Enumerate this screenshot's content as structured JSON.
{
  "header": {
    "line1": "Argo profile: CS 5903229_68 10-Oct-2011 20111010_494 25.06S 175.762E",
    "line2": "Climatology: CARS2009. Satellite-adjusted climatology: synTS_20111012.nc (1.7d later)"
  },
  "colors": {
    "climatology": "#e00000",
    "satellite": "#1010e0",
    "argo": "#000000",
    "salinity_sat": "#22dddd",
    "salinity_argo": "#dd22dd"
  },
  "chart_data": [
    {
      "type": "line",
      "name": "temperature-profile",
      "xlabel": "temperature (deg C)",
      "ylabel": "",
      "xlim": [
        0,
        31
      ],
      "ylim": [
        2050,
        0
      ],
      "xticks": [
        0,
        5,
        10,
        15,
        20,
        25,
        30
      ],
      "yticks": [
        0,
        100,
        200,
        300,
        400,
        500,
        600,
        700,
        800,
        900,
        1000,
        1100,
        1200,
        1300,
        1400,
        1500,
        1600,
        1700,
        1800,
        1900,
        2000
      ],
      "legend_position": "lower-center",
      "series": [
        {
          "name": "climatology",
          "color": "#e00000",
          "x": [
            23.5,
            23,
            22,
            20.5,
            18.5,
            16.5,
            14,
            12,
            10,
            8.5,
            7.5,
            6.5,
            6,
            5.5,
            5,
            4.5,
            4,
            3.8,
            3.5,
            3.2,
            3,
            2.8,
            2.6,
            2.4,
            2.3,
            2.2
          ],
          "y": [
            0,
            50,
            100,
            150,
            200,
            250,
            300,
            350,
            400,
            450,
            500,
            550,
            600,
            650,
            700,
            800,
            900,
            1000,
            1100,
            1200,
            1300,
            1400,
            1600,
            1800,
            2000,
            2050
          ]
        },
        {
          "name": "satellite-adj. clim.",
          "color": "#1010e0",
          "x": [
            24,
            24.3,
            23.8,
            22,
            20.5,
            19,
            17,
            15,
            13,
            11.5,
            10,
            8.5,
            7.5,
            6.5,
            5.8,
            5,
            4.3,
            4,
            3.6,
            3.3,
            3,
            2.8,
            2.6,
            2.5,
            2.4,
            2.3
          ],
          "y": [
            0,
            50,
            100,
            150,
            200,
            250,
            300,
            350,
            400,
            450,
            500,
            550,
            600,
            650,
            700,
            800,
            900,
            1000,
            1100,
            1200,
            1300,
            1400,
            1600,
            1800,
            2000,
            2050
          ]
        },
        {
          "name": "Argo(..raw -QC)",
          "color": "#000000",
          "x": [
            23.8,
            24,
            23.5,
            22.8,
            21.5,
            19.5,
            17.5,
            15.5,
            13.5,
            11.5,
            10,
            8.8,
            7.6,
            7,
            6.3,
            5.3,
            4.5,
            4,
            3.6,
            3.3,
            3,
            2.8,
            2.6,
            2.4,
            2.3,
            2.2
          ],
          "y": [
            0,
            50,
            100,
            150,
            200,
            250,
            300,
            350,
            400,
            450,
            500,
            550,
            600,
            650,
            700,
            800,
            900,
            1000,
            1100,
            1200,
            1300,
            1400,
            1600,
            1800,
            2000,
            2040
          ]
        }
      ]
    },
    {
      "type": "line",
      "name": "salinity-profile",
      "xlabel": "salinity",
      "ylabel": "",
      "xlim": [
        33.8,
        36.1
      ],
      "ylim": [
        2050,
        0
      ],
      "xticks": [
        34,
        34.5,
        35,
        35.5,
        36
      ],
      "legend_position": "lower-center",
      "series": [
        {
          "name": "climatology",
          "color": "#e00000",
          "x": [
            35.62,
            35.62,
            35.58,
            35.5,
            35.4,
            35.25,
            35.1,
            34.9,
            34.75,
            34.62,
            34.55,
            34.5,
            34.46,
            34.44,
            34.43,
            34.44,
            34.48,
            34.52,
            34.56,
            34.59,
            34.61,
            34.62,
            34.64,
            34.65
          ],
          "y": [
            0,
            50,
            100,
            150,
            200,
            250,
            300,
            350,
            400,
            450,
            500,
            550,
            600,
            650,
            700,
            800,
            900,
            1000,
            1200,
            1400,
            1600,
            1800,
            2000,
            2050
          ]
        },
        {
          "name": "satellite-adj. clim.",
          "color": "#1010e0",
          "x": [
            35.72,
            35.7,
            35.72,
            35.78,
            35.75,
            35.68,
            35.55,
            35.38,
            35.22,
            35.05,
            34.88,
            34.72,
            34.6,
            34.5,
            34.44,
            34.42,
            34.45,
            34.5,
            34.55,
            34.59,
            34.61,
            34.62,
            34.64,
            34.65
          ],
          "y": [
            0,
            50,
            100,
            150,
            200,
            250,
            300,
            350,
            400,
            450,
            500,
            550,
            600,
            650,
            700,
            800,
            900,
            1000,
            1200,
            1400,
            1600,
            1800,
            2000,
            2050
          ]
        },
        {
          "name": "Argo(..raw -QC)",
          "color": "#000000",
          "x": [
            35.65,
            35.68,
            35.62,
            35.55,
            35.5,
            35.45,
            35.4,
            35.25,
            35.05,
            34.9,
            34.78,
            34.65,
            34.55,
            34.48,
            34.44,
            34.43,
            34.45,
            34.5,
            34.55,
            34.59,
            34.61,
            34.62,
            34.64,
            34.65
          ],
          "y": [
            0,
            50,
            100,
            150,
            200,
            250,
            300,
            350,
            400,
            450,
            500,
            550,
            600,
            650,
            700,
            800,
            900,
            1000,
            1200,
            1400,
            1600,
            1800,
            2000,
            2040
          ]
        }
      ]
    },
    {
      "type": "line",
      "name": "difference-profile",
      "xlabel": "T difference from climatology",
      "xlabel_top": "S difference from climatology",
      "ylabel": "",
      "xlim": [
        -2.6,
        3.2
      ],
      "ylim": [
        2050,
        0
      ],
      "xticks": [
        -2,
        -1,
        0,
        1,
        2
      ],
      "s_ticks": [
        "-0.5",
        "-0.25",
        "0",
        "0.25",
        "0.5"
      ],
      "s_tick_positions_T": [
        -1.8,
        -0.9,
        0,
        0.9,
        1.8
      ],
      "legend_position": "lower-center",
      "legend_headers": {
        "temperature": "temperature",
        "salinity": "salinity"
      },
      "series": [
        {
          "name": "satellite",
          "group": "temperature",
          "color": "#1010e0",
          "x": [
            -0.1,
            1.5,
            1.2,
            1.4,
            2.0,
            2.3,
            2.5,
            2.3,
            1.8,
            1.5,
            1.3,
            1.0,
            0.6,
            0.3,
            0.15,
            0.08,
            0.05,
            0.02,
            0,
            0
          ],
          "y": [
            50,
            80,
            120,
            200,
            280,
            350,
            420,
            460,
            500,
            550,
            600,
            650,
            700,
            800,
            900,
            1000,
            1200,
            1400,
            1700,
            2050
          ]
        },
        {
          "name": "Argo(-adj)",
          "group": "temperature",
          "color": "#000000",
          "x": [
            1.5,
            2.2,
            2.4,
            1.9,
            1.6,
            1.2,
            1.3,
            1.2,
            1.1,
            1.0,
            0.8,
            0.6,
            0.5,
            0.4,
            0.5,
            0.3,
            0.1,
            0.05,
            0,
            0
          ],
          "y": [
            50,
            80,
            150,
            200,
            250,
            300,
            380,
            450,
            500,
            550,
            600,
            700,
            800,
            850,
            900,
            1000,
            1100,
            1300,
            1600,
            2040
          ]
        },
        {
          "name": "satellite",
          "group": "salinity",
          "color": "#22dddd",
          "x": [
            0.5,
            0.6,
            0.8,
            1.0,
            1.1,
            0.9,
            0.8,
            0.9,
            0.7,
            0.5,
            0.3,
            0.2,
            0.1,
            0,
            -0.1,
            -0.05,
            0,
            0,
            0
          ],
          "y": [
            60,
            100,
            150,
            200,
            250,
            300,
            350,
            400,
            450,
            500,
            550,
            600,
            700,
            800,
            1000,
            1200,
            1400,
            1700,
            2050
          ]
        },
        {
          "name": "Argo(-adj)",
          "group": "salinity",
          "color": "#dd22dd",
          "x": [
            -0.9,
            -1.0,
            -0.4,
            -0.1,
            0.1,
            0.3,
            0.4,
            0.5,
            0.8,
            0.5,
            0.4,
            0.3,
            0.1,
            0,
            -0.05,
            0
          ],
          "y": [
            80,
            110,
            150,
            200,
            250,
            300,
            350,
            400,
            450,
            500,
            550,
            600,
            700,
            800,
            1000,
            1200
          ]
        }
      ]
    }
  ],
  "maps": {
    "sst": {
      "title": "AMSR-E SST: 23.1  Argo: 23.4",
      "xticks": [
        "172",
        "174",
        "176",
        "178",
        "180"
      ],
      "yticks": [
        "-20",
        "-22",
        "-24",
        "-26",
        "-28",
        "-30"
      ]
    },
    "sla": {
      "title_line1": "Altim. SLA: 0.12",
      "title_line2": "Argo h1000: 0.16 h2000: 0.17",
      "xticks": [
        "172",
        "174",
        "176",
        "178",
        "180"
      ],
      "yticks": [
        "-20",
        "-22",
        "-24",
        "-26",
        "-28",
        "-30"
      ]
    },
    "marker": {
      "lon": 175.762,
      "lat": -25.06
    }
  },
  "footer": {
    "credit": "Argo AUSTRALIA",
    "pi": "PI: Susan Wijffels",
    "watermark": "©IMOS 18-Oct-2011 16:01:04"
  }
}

+--

Check each line in the listing above for the string "from", then report how many lines contain it, with no other text.

2